---------- Records supplied ----------

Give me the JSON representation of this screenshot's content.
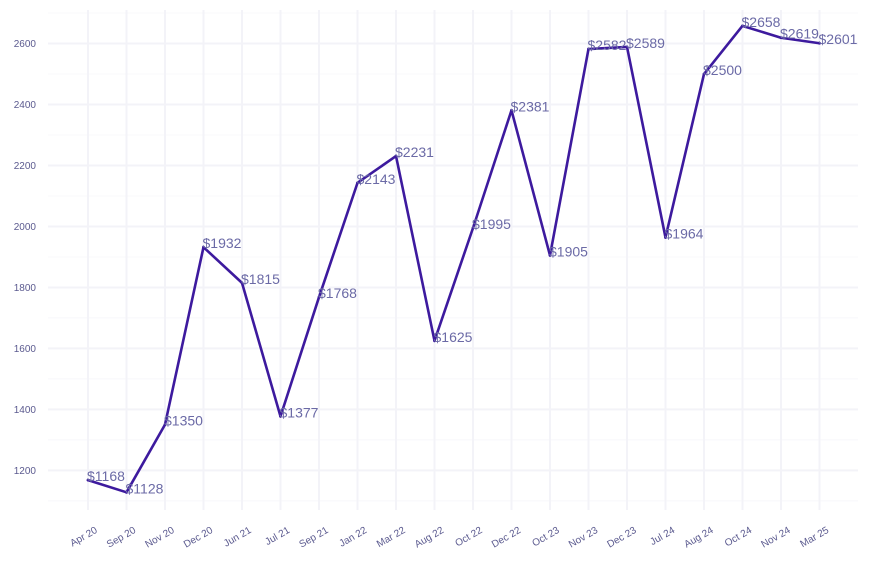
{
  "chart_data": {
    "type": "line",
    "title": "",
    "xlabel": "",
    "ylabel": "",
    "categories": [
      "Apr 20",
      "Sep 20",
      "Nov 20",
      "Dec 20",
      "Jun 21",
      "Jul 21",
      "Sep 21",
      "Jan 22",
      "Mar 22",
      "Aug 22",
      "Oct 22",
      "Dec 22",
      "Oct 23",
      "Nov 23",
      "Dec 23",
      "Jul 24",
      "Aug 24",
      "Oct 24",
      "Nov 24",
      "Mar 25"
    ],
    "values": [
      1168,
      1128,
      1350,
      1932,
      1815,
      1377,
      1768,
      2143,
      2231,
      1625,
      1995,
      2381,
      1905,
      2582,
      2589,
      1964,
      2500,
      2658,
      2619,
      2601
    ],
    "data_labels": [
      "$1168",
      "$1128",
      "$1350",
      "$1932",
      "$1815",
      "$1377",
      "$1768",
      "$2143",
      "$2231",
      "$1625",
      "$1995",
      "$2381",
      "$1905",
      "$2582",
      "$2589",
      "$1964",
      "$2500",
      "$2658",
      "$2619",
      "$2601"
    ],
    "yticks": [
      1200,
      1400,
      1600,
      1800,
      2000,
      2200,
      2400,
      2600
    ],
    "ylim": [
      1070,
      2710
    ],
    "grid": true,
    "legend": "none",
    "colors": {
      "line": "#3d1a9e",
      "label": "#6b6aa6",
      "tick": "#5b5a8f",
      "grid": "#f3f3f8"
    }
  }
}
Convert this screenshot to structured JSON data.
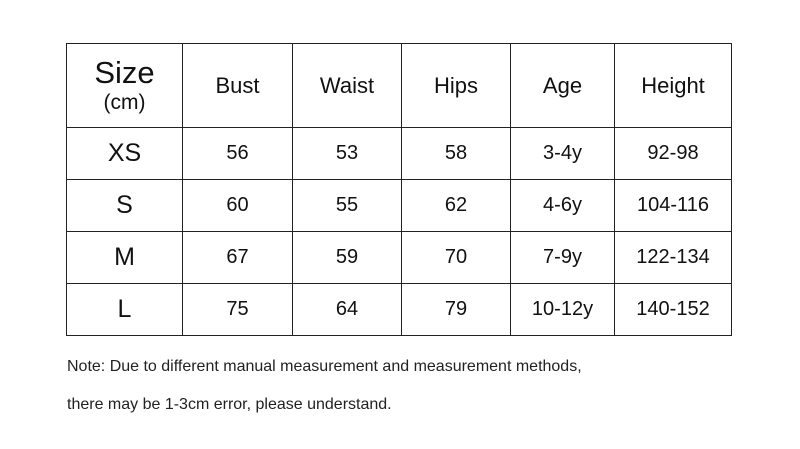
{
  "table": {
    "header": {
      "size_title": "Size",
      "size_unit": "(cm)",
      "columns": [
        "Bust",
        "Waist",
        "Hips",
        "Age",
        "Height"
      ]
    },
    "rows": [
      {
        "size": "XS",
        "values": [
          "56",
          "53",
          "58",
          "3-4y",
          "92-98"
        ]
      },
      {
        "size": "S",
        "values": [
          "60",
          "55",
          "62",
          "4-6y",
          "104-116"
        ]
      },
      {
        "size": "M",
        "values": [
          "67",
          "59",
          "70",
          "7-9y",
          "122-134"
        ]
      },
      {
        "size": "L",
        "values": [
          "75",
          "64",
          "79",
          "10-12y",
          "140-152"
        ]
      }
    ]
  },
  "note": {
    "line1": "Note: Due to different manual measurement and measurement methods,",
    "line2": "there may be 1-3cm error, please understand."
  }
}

----------

Your instructions:
Reproduce each line exactly as it appears, omitting the pictures.

Solved problem:
Give me the JSON representation of this screenshot's content.
{
  "chart_data": {
    "type": "line",
    "title": "",
    "xlabel": "",
    "ylabel": "",
    "categories": [
      "Apr 20",
      "Sep 20",
      "Nov 20",
      "Dec 20",
      "Jun 21",
      "Jul 21",
      "Sep 21",
      "Jan 22",
      "Mar 22",
      "Aug 22",
      "Oct 22",
      "Dec 22",
      "Oct 23",
      "Nov 23",
      "Dec 23",
      "Jul 24",
      "Aug 24",
      "Oct 24",
      "Nov 24",
      "Mar 25"
    ],
    "values": [
      1168,
      1128,
      1350,
      1932,
      1815,
      1377,
      1768,
      2143,
      2231,
      1625,
      1995,
      2381,
      1905,
      2582,
      2589,
      1964,
      2500,
      2658,
      2619,
      2601
    ],
    "data_labels": [
      "$1168",
      "$1128",
      "$1350",
      "$1932",
      "$1815",
      "$1377",
      "$1768",
      "$2143",
      "$2231",
      "$1625",
      "$1995",
      "$2381",
      "$1905",
      "$2582",
      "$2589",
      "$1964",
      "$2500",
      "$2658",
      "$2619",
      "$2601"
    ],
    "yticks": [
      1200,
      1400,
      1600,
      1800,
      2000,
      2200,
      2400,
      2600
    ],
    "ylim": [
      1070,
      2710
    ],
    "grid": true,
    "legend": "none",
    "colors": {
      "line": "#3d1a9e",
      "label": "#6b6aa6",
      "tick": "#5b5a8f",
      "grid": "#f3f3f8"
    }
  }
}
Convert this screenshot to structured JSON data.
{
  "table": {
    "header": {
      "size_title": "Size",
      "size_unit": "(cm)",
      "columns": [
        "Bust",
        "Waist",
        "Hips",
        "Age",
        "Height"
      ]
    },
    "rows": [
      {
        "size": "XS",
        "values": [
          "56",
          "53",
          "58",
          "3-4y",
          "92-98"
        ]
      },
      {
        "size": "S",
        "values": [
          "60",
          "55",
          "62",
          "4-6y",
          "104-116"
        ]
      },
      {
        "size": "M",
        "values": [
          "67",
          "59",
          "70",
          "7-9y",
          "122-134"
        ]
      },
      {
        "size": "L",
        "values": [
          "75",
          "64",
          "79",
          "10-12y",
          "140-152"
        ]
      }
    ]
  },
  "note": {
    "line1": "Note: Due to different manual measurement and measurement methods,",
    "line2": "there may be 1-3cm error, please understand."
  }
}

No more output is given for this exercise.